Each line of the material below should be reproduced exactly.

Stored records:

(begin)

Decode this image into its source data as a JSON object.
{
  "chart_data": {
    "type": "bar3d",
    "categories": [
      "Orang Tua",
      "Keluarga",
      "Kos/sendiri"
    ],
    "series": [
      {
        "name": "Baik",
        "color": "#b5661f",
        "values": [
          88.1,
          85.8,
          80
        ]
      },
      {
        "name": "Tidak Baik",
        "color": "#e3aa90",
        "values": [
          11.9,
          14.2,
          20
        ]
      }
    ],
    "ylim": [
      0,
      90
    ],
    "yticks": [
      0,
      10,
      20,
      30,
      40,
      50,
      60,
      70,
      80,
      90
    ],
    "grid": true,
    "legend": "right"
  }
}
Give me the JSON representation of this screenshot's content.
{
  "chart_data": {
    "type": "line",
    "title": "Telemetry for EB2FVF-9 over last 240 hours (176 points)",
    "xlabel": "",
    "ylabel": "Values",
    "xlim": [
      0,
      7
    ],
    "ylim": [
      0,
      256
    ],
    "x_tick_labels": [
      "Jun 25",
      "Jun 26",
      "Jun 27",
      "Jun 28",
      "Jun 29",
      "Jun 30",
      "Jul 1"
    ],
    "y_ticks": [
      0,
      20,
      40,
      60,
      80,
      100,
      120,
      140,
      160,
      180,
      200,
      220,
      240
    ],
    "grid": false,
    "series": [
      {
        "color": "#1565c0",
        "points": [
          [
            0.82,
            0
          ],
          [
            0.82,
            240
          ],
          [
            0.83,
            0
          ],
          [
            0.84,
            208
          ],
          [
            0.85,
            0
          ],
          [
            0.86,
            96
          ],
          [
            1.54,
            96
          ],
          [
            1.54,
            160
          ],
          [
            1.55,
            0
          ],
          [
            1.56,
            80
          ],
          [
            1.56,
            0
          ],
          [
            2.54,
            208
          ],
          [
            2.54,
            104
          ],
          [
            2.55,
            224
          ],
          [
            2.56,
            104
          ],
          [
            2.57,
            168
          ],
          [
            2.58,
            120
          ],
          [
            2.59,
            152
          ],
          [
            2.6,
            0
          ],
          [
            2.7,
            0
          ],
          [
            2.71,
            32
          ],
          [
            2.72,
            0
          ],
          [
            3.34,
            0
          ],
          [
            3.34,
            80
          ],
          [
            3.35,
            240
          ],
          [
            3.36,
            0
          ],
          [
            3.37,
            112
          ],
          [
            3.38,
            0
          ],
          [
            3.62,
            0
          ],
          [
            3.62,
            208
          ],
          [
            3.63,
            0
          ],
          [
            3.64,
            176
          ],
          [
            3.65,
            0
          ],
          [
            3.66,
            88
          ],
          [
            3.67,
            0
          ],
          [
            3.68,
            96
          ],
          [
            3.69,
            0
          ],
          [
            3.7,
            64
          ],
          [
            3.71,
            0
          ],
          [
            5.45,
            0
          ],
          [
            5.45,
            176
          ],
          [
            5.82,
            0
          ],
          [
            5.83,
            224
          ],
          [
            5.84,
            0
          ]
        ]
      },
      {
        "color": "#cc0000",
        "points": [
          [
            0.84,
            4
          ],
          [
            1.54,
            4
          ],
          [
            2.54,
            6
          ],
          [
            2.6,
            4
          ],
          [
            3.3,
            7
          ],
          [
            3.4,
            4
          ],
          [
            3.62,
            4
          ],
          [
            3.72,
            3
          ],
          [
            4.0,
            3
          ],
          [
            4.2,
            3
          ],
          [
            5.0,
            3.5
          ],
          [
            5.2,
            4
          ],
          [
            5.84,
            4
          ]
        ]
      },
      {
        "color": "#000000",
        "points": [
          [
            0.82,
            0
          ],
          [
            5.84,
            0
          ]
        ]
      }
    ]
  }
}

(end)

EXERCISE RESPONSE:
Decode this image into its source data as a JSON object.
{
  "chart_data": {
    "type": "bar3d",
    "categories": [
      "Orang Tua",
      "Keluarga",
      "Kos/sendiri"
    ],
    "series": [
      {
        "name": "Baik",
        "color": "#b5661f",
        "values": [
          88.1,
          85.8,
          80
        ]
      },
      {
        "name": "Tidak Baik",
        "color": "#e3aa90",
        "values": [
          11.9,
          14.2,
          20
        ]
      }
    ],
    "ylim": [
      0,
      90
    ],
    "yticks": [
      0,
      10,
      20,
      30,
      40,
      50,
      60,
      70,
      80,
      90
    ],
    "grid": true,
    "legend": "right"
  }
}
Give me the JSON representation of this screenshot's content.
{
  "chart_data": {
    "type": "line",
    "title": "Telemetry for EB2FVF-9 over last 240 hours (176 points)",
    "xlabel": "",
    "ylabel": "Values",
    "xlim": [
      0,
      7
    ],
    "ylim": [
      0,
      256
    ],
    "x_tick_labels": [
      "Jun 25",
      "Jun 26",
      "Jun 27",
      "Jun 28",
      "Jun 29",
      "Jun 30",
      "Jul 1"
    ],
    "y_ticks": [
      0,
      20,
      40,
      60,
      80,
      100,
      120,
      140,
      160,
      180,
      200,
      220,
      240
    ],
    "grid": false,
    "series": [
      {
        "color": "#1565c0",
        "points": [
          [
            0.82,
            0
          ],
          [
            0.82,
            240
          ],
          [
            0.83,
            0
          ],
          [
            0.84,
            208
          ],
          [
            0.85,
            0
          ],
          [
            0.86,
            96
          ],
          [
            1.54,
            96
          ],
          [
            1.54,
            160
          ],
          [
            1.55,
            0
          ],
          [
            1.56,
            80
          ],
          [
            1.56,
            0
          ],
          [
            2.54,
            208
          ],
          [
            2.54,
            104
          ],
          [
            2.55,
            224
          ],
          [
            2.56,
            104
          ],
          [
            2.57,
            168
          ],
          [
            2.58,
            120
          ],
          [
            2.59,
            152
          ],
          [
            2.6,
            0
          ],
          [
            2.7,
            0
          ],
          [
            2.71,
            32
          ],
          [
            2.72,
            0
          ],
          [
            3.34,
            0
          ],
          [
            3.34,
            80
          ],
          [
            3.35,
            240
          ],
          [
            3.36,
            0
          ],
          [
            3.37,
            112
          ],
          [
            3.38,
            0
          ],
          [
            3.62,
            0
          ],
          [
            3.62,
            208
          ],
          [
            3.63,
            0
          ],
          [
            3.64,
            176
          ],
          [
            3.65,
            0
          ],
          [
            3.66,
            88
          ],
          [
            3.67,
            0
          ],
          [
            3.68,
            96
          ],
          [
            3.69,
            0
          ],
          [
            3.7,
            64
          ],
          [
            3.71,
            0
          ],
          [
            5.45,
            0
          ],
          [
            5.45,
            176
          ],
          [
            5.82,
            0
          ],
          [
            5.83,
            224
          ],
          [
            5.84,
            0
          ]
        ]
      },
      {
        "color": "#cc0000",
        "points": [
          [
            0.84,
            4
          ],
          [
            1.54,
            4
          ],
          [
            2.54,
            6
          ],
          [
            2.6,
            4
          ],
          [
            3.3,
            7
          ],
          [
            3.4,
            4
          ],
          [
            3.62,
            4
          ],
          [
            3.72,
            3
          ],
          [
            4.0,
            3
          ],
          [
            4.2,
            3
          ],
          [
            5.0,
            3.5
          ],
          [
            5.2,
            4
          ],
          [
            5.84,
            4
          ]
        ]
      },
      {
        "color": "#000000",
        "points": [
          [
            0.82,
            0
          ],
          [
            5.84,
            0
          ]
        ]
      }
    ]
  }
}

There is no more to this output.